» **TASK DETAILS**: Set down the material below in full, matching it exactly.

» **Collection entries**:
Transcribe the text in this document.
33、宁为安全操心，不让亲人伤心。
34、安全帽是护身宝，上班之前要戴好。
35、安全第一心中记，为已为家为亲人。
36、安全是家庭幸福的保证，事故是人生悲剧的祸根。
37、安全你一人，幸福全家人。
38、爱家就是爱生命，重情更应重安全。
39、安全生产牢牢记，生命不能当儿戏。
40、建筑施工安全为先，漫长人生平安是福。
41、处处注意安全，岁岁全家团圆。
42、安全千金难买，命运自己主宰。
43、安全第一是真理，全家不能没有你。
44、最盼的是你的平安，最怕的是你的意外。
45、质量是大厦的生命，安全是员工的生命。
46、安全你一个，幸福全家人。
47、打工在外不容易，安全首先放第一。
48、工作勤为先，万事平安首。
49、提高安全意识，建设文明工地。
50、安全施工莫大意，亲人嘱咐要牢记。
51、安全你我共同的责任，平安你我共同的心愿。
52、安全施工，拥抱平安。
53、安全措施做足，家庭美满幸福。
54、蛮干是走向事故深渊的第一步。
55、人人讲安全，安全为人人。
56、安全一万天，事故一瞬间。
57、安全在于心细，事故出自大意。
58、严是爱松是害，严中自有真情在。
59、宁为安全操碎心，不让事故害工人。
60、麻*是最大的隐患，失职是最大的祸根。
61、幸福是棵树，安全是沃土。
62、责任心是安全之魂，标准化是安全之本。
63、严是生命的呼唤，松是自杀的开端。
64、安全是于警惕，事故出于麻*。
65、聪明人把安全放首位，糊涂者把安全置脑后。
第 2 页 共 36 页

» **RESPONSE BELOW**:
Transcribe the text in this document.
33、宁为安全操心，不让亲人伤心。
34、安全帽是护身宝，上班之前要戴好。
35、安全第一心中记，为已为家为亲人。
36、安全是家庭幸福的保证，事故是人生悲剧的祸根。
37、安全你一人，幸福全家人。
38、爱家就是爱生命，重情更应重安全。
39、安全生产牢牢记，生命不能当儿戏。
40、建筑施工安全为先，漫长人生平安是福。
41、处处注意安全，岁岁全家团圆。
42、安全千金难买，命运自己主宰。
43、安全第一是真理，全家不能没有你。
44、最盼的是你的平安，最怕的是你的意外。
45、质量是大厦的生命，安全是员工的生命。
46、安全你一个，幸福全家人。
47、打工在外不容易，安全首先放第一。
48、工作勤为先，万事平安首。
49、提高安全意识，建设文明工地。
50、安全施工莫大意，亲人嘱咐要牢记。
51、安全你我共同的责任，平安你我共同的心愿。
52、安全施工，拥抱平安。
53、安全措施做足，家庭美满幸福。
54、蛮干是走向事故深渊的第一步。
55、人人讲安全，安全为人人。
56、安全一万天，事故一瞬间。
57、安全在于心细，事故出自大意。
58、严是爱松是害，严中自有真情在。
59、宁为安全操碎心，不让事故害工人。
60、麻*是最大的隐患，失职是最大的祸根。
61、幸福是棵树，安全是沃土。
62、责任心是安全之魂，标准化是安全之本。
63、严是生命的呼唤，松是自杀的开端。
64、安全是于警惕，事故出于麻*。
65、聪明人把安全放首位，糊涂者把安全置脑后。
第 2 页 共 36 页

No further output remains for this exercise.